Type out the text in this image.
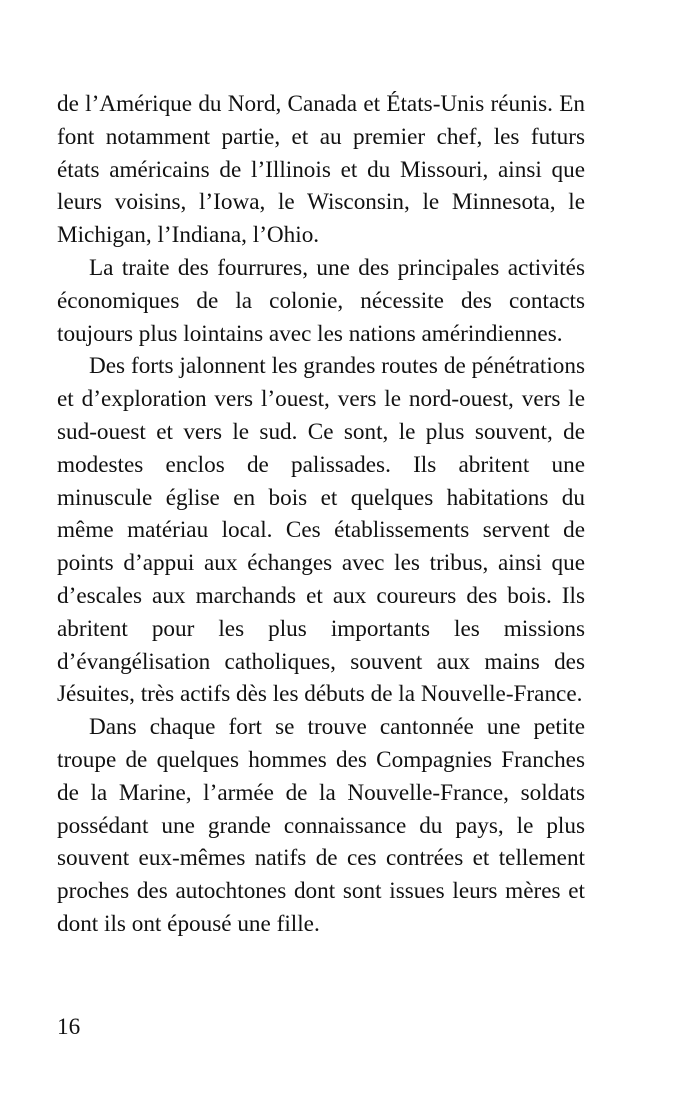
de l’Amérique du Nord, Canada et États-Unis réunis. En font notamment partie, et au premier chef, les futurs états américains de l’Illinois et du Missouri, ainsi que leurs voisins, l’Iowa, le Wisconsin, le Minnesota, le Michigan, l’Indiana, l’Ohio.

La traite des fourrures, une des principales activités économiques de la colonie, nécessite des contacts toujours plus lointains avec les nations amérindiennes.

Des forts jalonnent les grandes routes de pénétrations et d’exploration vers l’ouest, vers le nord-ouest, vers le sud-ouest et vers le sud. Ce sont, le plus souvent, de modestes enclos de palissades. Ils abritent une minuscule église en bois et quelques habitations du même matériau local. Ces établissements servent de points d’appui aux échanges avec les tribus, ainsi que d’escales aux marchands et aux coureurs des bois. Ils abritent pour les plus importants les missions d’évangélisation catholiques, souvent aux mains des Jésuites, très actifs dès les débuts de la Nouvelle-France.

Dans chaque fort se trouve cantonnée une petite troupe de quelques hommes des Compagnies Franches de la Marine, l’armée de la Nouvelle-France, soldats possédant une grande connaissance du pays, le plus souvent eux-mêmes natifs de ces contrées et tellement proches des autochtones dont sont issues leurs mères et dont ils ont épousé une fille.

16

▬▬▬▬▬▬

Quote the material word for word, dropping any images it holds.

### Exercise answer
Type out the text in this image.
de l’Amérique du Nord, Canada et États-Unis réunis. En font notamment partie, et au premier chef, les futurs états américains de l’Illinois et du Missouri, ainsi que leurs voisins, l’Iowa, le Wisconsin, le Minnesota, le Michigan, l’Indiana, l’Ohio.

La traite des fourrures, une des principales activités économiques de la colonie, nécessite des contacts toujours plus lointains avec les nations amérindiennes.

Des forts jalonnent les grandes routes de pénétrations et d’exploration vers l’ouest, vers le nord-ouest, vers le sud-ouest et vers le sud. Ce sont, le plus souvent, de modestes enclos de palissades. Ils abritent une minuscule église en bois et quelques habitations du même matériau local. Ces établissements servent de points d’appui aux échanges avec les tribus, ainsi que d’escales aux marchands et aux coureurs des bois. Ils abritent pour les plus importants les missions d’évangélisation catholiques, souvent aux mains des Jésuites, très actifs dès les débuts de la Nouvelle-France.

Dans chaque fort se trouve cantonnée une petite troupe de quelques hommes des Compagnies Franches de la Marine, l’armée de la Nouvelle-France, soldats possédant une grande connaissance du pays, le plus souvent eux-mêmes natifs de ces contrées et tellement proches des autochtones dont sont issues leurs mères et dont ils ont épousé une fille.

16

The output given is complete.